THE TASK ▸ Show all lines of the listing that hold the word "委罗内塞".

EXTRACTED DATA ▸
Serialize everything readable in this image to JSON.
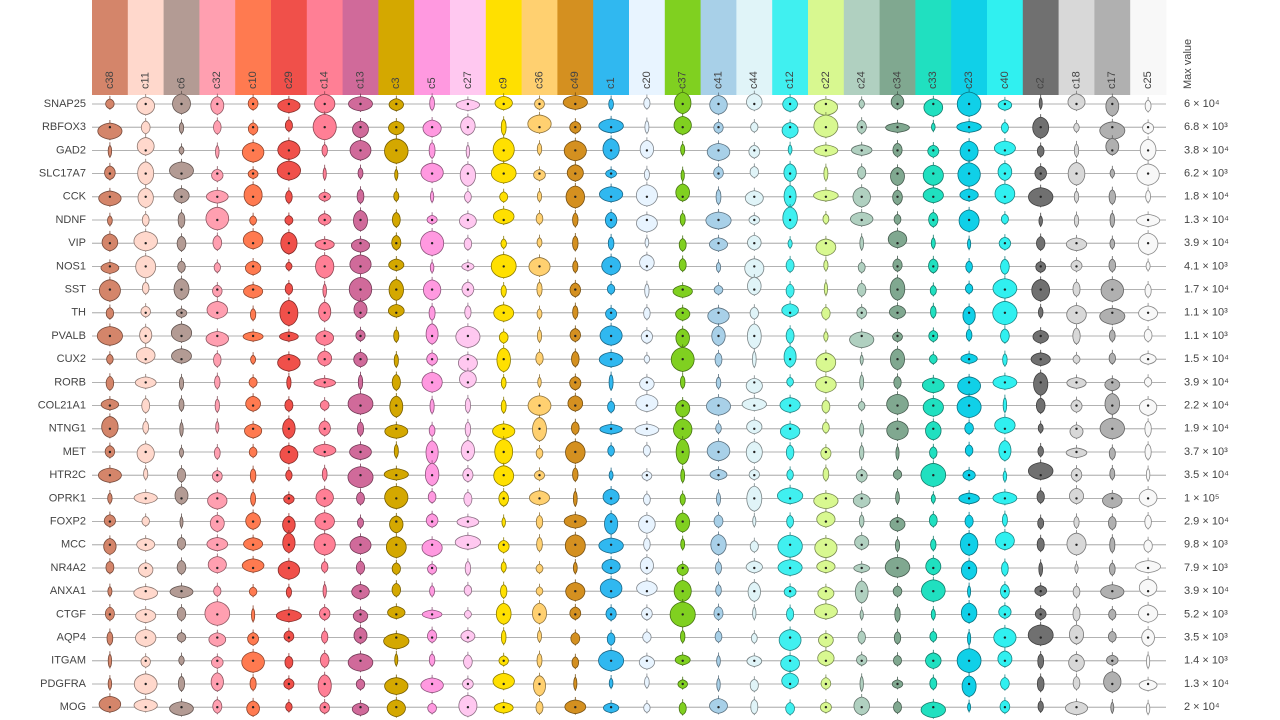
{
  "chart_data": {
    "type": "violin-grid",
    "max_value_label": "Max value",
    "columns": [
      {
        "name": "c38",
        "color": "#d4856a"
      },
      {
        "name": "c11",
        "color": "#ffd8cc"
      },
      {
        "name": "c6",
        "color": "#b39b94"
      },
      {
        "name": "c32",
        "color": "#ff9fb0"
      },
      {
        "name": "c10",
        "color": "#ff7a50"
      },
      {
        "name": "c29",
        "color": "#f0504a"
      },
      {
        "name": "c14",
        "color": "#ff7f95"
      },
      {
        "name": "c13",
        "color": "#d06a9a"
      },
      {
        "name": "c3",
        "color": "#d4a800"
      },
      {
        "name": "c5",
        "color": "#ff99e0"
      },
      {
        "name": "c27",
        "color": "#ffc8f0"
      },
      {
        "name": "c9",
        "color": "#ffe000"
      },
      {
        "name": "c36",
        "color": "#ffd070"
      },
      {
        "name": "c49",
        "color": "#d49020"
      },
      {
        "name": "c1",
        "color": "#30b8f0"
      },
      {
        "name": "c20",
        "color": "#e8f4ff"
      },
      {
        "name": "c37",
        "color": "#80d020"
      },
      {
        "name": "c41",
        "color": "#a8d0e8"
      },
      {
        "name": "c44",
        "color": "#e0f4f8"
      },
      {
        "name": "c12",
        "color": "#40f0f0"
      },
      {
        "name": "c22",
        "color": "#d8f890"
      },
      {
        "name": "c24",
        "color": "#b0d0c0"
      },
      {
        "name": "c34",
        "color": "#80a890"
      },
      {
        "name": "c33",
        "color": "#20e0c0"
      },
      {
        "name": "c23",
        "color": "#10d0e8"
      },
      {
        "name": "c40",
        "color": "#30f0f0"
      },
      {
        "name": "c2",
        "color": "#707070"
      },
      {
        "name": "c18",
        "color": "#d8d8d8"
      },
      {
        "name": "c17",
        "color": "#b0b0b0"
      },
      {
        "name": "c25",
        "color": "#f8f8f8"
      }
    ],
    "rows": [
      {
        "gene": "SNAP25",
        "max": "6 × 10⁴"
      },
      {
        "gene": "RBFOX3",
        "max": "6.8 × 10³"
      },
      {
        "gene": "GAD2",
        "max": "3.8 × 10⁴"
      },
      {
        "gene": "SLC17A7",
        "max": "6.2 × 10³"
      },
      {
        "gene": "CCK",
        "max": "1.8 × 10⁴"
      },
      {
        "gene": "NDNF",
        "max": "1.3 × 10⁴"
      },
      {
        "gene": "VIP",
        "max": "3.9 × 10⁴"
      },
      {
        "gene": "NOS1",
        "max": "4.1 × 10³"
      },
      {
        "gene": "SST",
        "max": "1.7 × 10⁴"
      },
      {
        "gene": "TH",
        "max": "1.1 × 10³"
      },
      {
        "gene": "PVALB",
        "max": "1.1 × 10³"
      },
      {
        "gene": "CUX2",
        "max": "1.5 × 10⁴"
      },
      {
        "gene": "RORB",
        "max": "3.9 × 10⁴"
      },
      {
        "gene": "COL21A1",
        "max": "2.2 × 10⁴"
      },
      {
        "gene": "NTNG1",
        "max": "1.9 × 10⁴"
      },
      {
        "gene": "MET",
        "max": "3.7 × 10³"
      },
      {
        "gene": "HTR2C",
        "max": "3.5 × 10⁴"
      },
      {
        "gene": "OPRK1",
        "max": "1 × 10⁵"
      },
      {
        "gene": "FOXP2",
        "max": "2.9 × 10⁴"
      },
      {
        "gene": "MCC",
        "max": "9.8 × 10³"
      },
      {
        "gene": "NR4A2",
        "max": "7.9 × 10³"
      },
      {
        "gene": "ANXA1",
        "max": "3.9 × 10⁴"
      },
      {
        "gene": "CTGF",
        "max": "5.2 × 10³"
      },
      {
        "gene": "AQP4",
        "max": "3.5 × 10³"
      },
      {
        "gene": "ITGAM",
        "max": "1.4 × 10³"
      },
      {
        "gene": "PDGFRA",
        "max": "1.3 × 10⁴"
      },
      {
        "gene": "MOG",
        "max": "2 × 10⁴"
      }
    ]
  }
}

* * *

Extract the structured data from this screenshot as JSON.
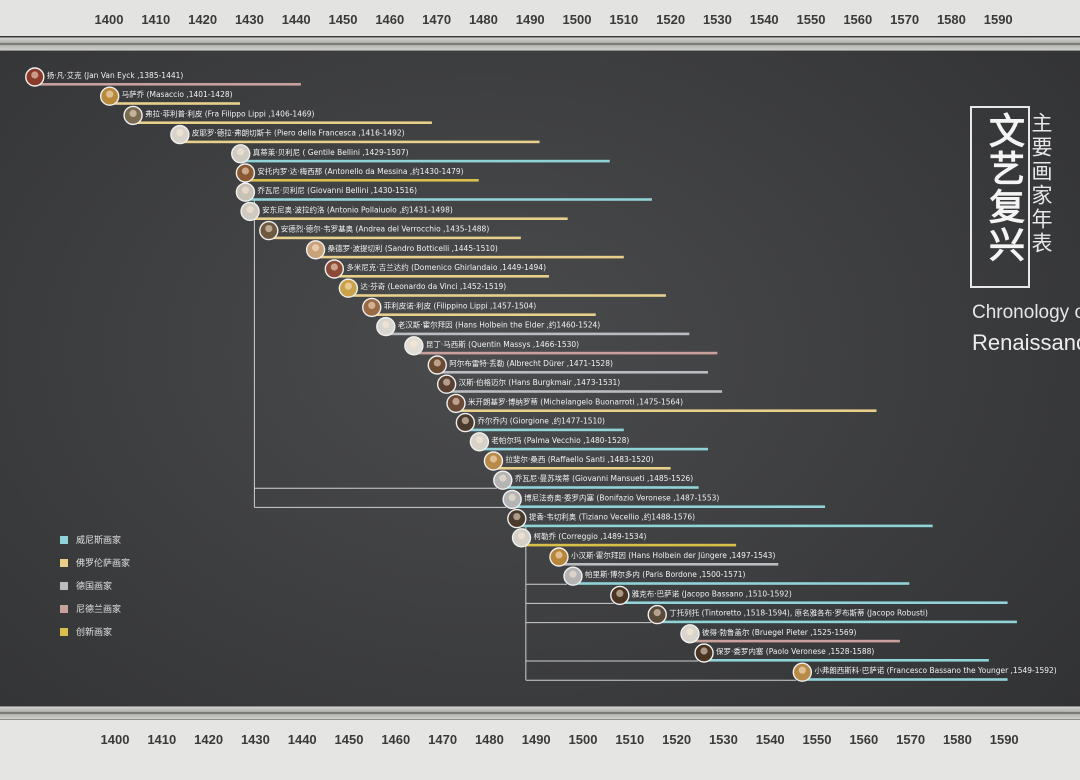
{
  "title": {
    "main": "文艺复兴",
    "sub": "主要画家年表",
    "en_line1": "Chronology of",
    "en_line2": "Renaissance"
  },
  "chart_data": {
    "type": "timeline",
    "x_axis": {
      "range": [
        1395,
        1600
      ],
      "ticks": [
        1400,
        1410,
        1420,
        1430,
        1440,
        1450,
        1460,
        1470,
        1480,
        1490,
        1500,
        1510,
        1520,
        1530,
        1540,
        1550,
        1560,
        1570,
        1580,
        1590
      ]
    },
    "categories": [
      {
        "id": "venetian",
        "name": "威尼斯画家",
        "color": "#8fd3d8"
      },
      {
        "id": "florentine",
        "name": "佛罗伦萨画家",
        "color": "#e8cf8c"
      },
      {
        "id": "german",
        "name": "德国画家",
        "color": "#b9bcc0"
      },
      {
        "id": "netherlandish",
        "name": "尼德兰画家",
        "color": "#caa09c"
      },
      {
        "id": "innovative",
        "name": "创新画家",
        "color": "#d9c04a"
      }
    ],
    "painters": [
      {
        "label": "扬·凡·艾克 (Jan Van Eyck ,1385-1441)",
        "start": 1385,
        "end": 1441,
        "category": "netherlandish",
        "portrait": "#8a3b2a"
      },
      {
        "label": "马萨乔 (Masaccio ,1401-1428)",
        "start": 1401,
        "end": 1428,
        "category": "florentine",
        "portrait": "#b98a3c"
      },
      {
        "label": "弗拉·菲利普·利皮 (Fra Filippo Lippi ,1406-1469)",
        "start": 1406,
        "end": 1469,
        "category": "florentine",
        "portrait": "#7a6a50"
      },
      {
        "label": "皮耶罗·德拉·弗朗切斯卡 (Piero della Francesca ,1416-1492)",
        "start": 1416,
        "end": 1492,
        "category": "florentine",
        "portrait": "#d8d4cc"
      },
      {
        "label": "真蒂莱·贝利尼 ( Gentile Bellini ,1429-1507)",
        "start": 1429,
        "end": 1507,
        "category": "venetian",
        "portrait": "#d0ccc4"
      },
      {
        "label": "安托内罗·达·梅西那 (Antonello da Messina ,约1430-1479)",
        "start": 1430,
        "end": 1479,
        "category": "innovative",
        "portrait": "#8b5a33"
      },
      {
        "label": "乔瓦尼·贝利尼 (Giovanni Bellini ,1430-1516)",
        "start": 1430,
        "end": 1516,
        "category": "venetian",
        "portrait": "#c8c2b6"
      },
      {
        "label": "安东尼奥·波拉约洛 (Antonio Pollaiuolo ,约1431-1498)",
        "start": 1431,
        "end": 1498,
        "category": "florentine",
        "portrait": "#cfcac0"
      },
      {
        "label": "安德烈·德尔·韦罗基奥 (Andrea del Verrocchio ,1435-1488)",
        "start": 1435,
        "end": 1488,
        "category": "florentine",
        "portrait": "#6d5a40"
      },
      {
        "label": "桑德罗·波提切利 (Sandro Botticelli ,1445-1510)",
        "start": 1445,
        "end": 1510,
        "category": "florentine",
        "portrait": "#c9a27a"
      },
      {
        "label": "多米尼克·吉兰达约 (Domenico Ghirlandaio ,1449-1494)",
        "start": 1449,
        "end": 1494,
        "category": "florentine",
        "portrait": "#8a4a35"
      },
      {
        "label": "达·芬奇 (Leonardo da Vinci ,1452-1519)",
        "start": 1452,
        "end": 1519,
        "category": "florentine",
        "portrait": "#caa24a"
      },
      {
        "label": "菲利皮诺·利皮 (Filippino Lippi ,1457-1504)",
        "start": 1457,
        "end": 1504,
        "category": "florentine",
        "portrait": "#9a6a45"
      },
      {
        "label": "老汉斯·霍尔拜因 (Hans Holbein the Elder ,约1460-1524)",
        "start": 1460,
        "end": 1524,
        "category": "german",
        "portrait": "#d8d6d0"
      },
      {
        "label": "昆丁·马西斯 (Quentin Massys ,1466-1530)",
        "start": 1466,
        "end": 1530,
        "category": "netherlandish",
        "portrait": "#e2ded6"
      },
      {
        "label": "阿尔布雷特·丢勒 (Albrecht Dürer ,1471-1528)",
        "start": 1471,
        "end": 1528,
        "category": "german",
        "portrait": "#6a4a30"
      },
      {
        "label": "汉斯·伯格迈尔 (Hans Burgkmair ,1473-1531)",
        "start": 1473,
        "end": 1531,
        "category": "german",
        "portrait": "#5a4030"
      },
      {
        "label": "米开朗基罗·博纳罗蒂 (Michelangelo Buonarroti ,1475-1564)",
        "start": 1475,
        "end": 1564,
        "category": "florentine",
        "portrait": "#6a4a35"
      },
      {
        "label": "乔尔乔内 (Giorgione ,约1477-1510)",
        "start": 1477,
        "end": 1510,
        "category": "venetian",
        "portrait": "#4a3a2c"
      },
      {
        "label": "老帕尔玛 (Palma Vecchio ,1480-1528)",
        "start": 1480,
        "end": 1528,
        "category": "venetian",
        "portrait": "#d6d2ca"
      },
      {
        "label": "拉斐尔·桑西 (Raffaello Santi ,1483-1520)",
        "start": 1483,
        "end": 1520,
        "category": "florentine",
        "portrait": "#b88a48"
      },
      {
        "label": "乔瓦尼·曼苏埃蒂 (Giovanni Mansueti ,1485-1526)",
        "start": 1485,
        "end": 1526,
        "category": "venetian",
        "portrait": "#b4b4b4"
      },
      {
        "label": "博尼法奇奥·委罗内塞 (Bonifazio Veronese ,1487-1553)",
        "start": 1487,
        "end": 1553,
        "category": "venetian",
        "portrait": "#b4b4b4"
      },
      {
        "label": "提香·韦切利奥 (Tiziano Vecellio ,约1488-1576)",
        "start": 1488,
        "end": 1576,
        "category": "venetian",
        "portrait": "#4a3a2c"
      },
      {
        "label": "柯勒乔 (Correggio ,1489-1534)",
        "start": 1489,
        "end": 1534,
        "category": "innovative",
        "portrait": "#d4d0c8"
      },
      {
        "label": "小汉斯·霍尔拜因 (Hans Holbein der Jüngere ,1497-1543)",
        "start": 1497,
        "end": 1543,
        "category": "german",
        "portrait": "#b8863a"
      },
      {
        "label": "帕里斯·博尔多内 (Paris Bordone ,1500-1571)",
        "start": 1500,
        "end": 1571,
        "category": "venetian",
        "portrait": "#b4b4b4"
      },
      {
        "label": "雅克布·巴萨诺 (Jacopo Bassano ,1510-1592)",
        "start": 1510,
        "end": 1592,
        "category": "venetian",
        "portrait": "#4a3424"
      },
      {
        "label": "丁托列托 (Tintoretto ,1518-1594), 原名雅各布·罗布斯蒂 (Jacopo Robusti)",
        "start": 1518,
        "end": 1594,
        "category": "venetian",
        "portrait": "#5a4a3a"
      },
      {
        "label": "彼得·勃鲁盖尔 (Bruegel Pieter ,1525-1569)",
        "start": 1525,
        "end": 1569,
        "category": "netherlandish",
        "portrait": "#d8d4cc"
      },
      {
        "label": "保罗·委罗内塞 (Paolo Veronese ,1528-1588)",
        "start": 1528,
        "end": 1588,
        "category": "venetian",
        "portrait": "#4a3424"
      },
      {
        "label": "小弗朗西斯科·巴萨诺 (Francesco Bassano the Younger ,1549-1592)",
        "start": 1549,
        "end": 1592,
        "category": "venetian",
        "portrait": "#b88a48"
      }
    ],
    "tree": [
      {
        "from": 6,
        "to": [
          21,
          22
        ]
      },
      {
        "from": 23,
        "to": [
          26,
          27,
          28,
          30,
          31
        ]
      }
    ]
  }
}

CORRECT RESULT ▸
        "label": "博尼法奇奥·委罗内塞 (Bonifazio Veronese ,1487-1553)",
        "label": "保罗·委罗内塞 (Paolo Veronese ,1528-1588)",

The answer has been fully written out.